» **Description of the task**: Reply with one number: the count of lines in the data that hold the string "trillion".

Dataset listings of figures:
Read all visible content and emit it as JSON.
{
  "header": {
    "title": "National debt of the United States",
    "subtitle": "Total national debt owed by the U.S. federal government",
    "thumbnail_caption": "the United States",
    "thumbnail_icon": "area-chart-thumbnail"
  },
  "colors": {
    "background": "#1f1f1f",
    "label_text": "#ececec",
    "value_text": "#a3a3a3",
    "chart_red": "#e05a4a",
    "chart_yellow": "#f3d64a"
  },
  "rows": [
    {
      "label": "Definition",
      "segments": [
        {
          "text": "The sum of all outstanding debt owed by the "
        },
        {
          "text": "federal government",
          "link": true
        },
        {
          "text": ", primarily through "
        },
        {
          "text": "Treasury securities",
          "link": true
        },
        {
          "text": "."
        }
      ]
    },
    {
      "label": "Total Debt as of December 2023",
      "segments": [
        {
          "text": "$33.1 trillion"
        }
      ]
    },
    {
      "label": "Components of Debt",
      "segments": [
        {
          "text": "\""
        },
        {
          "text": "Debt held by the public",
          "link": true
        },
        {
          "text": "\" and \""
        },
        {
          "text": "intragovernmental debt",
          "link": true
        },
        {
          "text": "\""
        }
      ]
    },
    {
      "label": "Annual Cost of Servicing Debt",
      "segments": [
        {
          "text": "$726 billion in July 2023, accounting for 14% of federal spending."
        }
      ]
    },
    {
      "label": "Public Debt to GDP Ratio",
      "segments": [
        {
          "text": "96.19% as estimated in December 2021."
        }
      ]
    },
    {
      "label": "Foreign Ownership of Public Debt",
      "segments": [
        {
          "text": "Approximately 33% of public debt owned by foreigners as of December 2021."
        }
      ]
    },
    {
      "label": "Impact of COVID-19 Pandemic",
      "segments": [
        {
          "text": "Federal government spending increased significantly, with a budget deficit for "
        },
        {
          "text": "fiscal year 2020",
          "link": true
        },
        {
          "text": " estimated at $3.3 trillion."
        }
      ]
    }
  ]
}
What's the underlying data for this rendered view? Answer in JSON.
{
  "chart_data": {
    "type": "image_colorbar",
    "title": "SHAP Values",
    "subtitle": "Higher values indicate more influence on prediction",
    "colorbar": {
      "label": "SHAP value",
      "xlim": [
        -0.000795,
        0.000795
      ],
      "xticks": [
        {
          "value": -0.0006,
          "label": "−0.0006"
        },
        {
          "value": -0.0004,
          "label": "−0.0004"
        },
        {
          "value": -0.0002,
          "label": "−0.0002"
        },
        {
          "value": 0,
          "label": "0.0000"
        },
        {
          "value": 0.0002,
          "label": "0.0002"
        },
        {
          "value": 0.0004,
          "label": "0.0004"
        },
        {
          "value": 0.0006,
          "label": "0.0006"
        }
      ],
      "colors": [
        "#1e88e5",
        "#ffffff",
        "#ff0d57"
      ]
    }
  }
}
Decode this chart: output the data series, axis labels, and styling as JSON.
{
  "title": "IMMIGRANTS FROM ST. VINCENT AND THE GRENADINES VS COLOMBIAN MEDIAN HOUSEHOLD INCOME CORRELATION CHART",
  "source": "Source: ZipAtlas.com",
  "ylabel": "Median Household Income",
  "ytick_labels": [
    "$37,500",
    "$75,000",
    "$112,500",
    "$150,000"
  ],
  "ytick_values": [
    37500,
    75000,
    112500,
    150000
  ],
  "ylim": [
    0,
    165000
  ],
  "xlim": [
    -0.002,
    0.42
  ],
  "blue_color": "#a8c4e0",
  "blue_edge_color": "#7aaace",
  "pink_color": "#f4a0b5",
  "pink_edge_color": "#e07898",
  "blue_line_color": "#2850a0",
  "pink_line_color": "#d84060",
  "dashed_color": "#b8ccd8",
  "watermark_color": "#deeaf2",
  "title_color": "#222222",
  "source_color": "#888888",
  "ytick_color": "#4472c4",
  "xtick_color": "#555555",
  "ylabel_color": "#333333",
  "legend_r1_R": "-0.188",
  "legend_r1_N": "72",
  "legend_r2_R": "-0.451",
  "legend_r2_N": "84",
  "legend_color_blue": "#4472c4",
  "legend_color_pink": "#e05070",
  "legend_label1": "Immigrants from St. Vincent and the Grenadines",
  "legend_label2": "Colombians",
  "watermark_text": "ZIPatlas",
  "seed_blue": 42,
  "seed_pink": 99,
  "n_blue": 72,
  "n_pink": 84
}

==

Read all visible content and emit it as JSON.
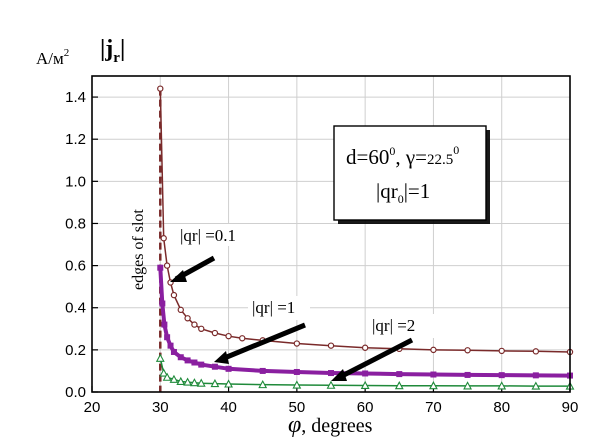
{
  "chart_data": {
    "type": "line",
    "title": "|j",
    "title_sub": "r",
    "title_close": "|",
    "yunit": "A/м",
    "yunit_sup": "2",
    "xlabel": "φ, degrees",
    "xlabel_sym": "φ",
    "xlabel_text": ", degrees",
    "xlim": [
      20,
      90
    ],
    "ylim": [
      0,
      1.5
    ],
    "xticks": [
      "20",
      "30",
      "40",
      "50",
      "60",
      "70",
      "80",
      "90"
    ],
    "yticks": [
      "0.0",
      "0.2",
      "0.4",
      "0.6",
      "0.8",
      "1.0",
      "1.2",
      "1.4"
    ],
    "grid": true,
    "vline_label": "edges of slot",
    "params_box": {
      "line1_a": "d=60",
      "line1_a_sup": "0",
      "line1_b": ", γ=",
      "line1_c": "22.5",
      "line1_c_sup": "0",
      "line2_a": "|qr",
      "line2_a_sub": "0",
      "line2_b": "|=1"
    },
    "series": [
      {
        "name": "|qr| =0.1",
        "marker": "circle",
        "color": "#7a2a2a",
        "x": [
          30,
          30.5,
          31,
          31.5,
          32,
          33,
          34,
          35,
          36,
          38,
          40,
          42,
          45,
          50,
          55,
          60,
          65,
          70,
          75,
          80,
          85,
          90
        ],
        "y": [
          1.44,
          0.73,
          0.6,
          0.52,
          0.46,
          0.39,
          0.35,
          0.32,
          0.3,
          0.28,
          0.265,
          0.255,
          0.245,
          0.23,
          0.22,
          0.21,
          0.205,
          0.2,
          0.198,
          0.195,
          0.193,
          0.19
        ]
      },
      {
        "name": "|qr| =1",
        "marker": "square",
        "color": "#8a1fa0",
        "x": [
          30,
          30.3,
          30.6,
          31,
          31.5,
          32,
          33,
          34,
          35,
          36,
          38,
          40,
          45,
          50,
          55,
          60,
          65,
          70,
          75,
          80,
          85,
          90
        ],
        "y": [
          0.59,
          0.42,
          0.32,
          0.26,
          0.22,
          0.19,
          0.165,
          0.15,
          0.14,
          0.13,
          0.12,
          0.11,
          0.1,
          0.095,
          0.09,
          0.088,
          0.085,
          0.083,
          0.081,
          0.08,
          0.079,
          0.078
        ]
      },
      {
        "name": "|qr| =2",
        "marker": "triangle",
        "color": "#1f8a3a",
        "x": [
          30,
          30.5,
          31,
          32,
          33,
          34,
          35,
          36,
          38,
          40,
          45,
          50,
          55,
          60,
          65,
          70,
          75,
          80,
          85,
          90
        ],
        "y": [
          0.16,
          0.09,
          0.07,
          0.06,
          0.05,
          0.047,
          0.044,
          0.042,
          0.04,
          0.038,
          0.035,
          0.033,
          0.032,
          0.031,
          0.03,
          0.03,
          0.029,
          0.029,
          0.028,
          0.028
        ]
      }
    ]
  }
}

» **Task response**: 2